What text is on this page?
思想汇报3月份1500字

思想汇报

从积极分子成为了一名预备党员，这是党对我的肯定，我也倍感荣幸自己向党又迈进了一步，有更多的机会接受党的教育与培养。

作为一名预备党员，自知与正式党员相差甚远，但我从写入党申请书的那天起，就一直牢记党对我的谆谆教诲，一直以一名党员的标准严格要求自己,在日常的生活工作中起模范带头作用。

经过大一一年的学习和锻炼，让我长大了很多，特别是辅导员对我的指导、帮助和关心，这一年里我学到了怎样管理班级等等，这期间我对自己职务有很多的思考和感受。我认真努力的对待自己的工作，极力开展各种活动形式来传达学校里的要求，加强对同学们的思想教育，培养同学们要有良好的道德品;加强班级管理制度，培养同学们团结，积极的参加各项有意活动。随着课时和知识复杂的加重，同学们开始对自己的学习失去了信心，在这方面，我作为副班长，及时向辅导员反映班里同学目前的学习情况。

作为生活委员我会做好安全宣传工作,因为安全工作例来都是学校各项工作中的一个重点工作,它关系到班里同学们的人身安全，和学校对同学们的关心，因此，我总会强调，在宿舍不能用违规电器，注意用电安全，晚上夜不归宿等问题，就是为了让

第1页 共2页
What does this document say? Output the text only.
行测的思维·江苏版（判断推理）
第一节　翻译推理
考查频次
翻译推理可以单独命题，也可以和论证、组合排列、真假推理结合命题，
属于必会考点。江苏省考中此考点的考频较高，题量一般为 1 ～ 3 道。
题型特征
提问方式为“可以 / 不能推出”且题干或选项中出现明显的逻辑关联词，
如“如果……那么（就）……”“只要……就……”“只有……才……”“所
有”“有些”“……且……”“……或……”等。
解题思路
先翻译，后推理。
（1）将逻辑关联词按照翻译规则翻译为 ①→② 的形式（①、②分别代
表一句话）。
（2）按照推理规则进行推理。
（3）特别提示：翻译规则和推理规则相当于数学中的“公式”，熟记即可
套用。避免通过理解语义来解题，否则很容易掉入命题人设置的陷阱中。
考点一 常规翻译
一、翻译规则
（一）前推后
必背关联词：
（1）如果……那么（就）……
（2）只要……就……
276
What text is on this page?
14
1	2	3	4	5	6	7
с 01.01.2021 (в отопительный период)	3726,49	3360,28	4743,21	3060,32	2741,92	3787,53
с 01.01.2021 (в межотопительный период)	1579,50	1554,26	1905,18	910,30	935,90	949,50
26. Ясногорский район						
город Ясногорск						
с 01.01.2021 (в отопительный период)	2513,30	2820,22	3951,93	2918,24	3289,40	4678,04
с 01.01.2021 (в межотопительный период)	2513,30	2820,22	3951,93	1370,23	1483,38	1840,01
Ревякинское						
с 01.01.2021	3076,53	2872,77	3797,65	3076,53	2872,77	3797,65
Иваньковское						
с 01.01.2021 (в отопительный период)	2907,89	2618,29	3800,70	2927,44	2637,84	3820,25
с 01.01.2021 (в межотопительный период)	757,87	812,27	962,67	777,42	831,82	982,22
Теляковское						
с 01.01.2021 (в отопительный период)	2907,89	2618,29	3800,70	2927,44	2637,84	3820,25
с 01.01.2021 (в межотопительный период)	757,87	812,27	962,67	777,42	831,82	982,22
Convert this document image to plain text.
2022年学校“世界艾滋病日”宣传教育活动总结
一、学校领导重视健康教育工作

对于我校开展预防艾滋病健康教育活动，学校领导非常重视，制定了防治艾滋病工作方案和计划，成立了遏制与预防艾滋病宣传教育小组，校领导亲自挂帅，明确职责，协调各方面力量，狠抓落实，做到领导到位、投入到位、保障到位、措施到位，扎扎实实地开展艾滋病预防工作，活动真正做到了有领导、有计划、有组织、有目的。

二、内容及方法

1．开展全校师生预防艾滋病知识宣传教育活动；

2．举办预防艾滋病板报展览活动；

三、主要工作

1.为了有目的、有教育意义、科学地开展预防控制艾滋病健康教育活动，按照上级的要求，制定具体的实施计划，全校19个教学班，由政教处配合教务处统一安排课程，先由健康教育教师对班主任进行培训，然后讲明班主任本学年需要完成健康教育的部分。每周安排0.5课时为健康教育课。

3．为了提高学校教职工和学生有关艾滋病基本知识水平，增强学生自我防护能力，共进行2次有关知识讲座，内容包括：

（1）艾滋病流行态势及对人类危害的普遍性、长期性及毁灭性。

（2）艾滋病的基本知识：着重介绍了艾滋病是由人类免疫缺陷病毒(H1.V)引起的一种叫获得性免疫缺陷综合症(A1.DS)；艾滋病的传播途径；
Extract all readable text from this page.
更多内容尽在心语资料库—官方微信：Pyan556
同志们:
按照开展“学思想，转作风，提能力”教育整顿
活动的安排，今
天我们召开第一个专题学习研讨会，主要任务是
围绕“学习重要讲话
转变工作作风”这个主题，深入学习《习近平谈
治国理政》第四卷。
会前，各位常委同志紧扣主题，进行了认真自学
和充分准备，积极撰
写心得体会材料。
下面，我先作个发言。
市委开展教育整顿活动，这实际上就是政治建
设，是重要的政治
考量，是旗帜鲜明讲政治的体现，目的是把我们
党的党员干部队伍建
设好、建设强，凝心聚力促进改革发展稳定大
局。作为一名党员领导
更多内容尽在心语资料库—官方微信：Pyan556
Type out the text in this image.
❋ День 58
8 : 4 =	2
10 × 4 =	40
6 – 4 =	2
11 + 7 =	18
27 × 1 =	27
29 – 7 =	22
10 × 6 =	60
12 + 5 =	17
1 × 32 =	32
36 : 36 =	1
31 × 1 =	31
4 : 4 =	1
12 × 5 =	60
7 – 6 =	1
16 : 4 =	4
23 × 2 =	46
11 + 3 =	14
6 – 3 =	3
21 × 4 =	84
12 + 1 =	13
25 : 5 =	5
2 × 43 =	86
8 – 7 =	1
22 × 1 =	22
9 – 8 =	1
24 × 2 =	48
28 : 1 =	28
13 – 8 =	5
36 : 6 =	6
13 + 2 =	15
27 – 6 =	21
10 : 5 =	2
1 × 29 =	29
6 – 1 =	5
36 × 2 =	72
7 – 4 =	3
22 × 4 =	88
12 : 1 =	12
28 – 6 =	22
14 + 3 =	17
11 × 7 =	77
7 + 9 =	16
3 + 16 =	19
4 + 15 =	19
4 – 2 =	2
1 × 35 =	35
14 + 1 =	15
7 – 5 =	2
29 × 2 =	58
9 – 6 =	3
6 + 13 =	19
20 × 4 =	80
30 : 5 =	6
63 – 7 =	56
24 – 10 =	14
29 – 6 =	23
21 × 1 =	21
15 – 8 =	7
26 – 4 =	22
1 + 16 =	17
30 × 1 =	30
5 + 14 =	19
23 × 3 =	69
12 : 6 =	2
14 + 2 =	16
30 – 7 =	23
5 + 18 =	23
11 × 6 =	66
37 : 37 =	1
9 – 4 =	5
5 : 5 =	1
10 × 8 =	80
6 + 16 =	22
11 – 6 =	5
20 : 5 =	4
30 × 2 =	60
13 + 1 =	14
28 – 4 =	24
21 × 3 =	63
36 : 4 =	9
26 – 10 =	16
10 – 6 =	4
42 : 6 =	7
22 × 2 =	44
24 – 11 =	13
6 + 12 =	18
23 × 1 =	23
____
PROBLEM TO SOLVE: Transcribe the material above in its entirety. Match it exactly.

IN RESPONSE:
What text is on this page?
思想汇报3月份1500字

思想汇报

从积极分子成为了一名预备党员，这是党对我的肯定，我也倍感荣幸自己向党又迈进了一步，有更多的机会接受党的教育与培养。

作为一名预备党员，自知与正式党员相差甚远，但我从写入党申请书的那天起，就一直牢记党对我的谆谆教诲，一直以一名党员的标准严格要求自己,在日常的生活工作中起模范带头作用。

经过大一一年的学习和锻炼，让我长大了很多，特别是辅导员对我的指导、帮助和关心，这一年里我学到了怎样管理班级等等，这期间我对自己职务有很多的思考和感受。我认真努力的对待自己的工作，极力开展各种活动形式来传达学校里的要求，加强对同学们的思想教育，培养同学们要有良好的道德品;加强班级管理制度，培养同学们团结，积极的参加各项有意活动。随着课时和知识复杂的加重，同学们开始对自己的学习失去了信心，在这方面，我作为副班长，及时向辅导员反映班里同学目前的学习情况。

作为生活委员我会做好安全宣传工作,因为安全工作例来都是学校各项工作中的一个重点工作,它关系到班里同学们的人身安全，和学校对同学们的关心，因此，我总会强调，在宿舍不能用违规电器，注意用电安全，晚上夜不归宿等问题，就是为了让

第1页 共2页
What does this document say? Output the text only.
行测的思维·江苏版（判断推理）
第一节　翻译推理
考查频次
翻译推理可以单独命题，也可以和论证、组合排列、真假推理结合命题，
属于必会考点。江苏省考中此考点的考频较高，题量一般为 1 ～ 3 道。
题型特征
提问方式为“可以 / 不能推出”且题干或选项中出现明显的逻辑关联词，
如“如果……那么（就）……”“只要……就……”“只有……才……”“所
有”“有些”“……且……”“……或……”等。
解题思路
先翻译，后推理。
（1）将逻辑关联词按照翻译规则翻译为 ①→② 的形式（①、②分别代
表一句话）。
（2）按照推理规则进行推理。
（3）特别提示：翻译规则和推理规则相当于数学中的“公式”，熟记即可
套用。避免通过理解语义来解题，否则很容易掉入命题人设置的陷阱中。
考点一 常规翻译
一、翻译规则
（一）前推后
必背关联词：
（1）如果……那么（就）……
（2）只要……就……
276
What text is on this page?
14
1	2	3	4	5	6	7
с 01.01.2021 (в отопительный период)	3726,49	3360,28	4743,21	3060,32	2741,92	3787,53
с 01.01.2021 (в межотопительный период)	1579,50	1554,26	1905,18	910,30	935,90	949,50
26. Ясногорский район						
город Ясногорск						
с 01.01.2021 (в отопительный период)	2513,30	2820,22	3951,93	2918,24	3289,40	4678,04
с 01.01.2021 (в межотопительный период)	2513,30	2820,22	3951,93	1370,23	1483,38	1840,01
Ревякинское						
с 01.01.2021	3076,53	2872,77	3797,65	3076,53	2872,77	3797,65
Иваньковское						
с 01.01.2021 (в отопительный период)	2907,89	2618,29	3800,70	2927,44	2637,84	3820,25
с 01.01.2021 (в межотопительный период)	757,87	812,27	962,67	777,42	831,82	982,22
Теляковское						
с 01.01.2021 (в отопительный период)	2907,89	2618,29	3800,70	2927,44	2637,84	3820,25
с 01.01.2021 (в межотопительный период)	757,87	812,27	962,67	777,42	831,82	982,22
Convert this document image to plain text.
2022年学校“世界艾滋病日”宣传教育活动总结
一、学校领导重视健康教育工作

对于我校开展预防艾滋病健康教育活动，学校领导非常重视，制定了防治艾滋病工作方案和计划，成立了遏制与预防艾滋病宣传教育小组，校领导亲自挂帅，明确职责，协调各方面力量，狠抓落实，做到领导到位、投入到位、保障到位、措施到位，扎扎实实地开展艾滋病预防工作，活动真正做到了有领导、有计划、有组织、有目的。

二、内容及方法

1．开展全校师生预防艾滋病知识宣传教育活动；

2．举办预防艾滋病板报展览活动；

三、主要工作

1.为了有目的、有教育意义、科学地开展预防控制艾滋病健康教育活动，按照上级的要求，制定具体的实施计划，全校19个教学班，由政教处配合教务处统一安排课程，先由健康教育教师对班主任进行培训，然后讲明班主任本学年需要完成健康教育的部分。每周安排0.5课时为健康教育课。

3．为了提高学校教职工和学生有关艾滋病基本知识水平，增强学生自我防护能力，共进行2次有关知识讲座，内容包括：

（1）艾滋病流行态势及对人类危害的普遍性、长期性及毁灭性。

（2）艾滋病的基本知识：着重介绍了艾滋病是由人类免疫缺陷病毒(H1.V)引起的一种叫获得性免疫缺陷综合症(A1.DS)；艾滋病的传播途径；
Extract all readable text from this page.
更多内容尽在心语资料库—官方微信：Pyan556
同志们:
按照开展“学思想，转作风，提能力”教育整顿
活动的安排，今
天我们召开第一个专题学习研讨会，主要任务是
围绕“学习重要讲话
转变工作作风”这个主题，深入学习《习近平谈
治国理政》第四卷。
会前，各位常委同志紧扣主题，进行了认真自学
和充分准备，积极撰
写心得体会材料。
下面，我先作个发言。
市委开展教育整顿活动，这实际上就是政治建
设，是重要的政治
考量，是旗帜鲜明讲政治的体现，目的是把我们
党的党员干部队伍建
设好、建设强，凝心聚力促进改革发展稳定大
局。作为一名党员领导
更多内容尽在心语资料库—官方微信：Pyan556
Type out the text in this image.
❋ День 58
8 : 4 =	2
10 × 4 =	40
6 – 4 =	2
11 + 7 =	18
27 × 1 =	27
29 – 7 =	22
10 × 6 =	60
12 + 5 =	17
1 × 32 =	32
36 : 36 =	1
31 × 1 =	31
4 : 4 =	1
12 × 5 =	60
7 – 6 =	1
16 : 4 =	4
23 × 2 =	46
11 + 3 =	14
6 – 3 =	3
21 × 4 =	84
12 + 1 =	13
25 : 5 =	5
2 × 43 =	86
8 – 7 =	1
22 × 1 =	22
9 – 8 =	1
24 × 2 =	48
28 : 1 =	28
13 – 8 =	5
36 : 6 =	6
13 + 2 =	15
27 – 6 =	21
10 : 5 =	2
1 × 29 =	29
6 – 1 =	5
36 × 2 =	72
7 – 4 =	3
22 × 4 =	88
12 : 1 =	12
28 – 6 =	22
14 + 3 =	17
11 × 7 =	77
7 + 9 =	16
3 + 16 =	19
4 + 15 =	19
4 – 2 =	2
1 × 35 =	35
14 + 1 =	15
7 – 5 =	2
29 × 2 =	58
9 – 6 =	3
6 + 13 =	19
20 × 4 =	80
30 : 5 =	6
63 – 7 =	56
24 – 10 =	14
29 – 6 =	23
21 × 1 =	21
15 – 8 =	7
26 – 4 =	22
1 + 16 =	17
30 × 1 =	30
5 + 14 =	19
23 × 3 =	69
12 : 6 =	2
14 + 2 =	16
30 – 7 =	23
5 + 18 =	23
11 × 6 =	66
37 : 37 =	1
9 – 4 =	5
5 : 5 =	1
10 × 8 =	80
6 + 16 =	22
11 – 6 =	5
20 : 5 =	4
30 × 2 =	60
13 + 1 =	14
28 – 4 =	24
21 × 3 =	63
36 : 4 =	9
26 – 10 =	16
10 – 6 =	4
42 : 6 =	7
22 × 2 =	44
24 – 11 =	13
6 + 12 =	18
23 × 1 =	23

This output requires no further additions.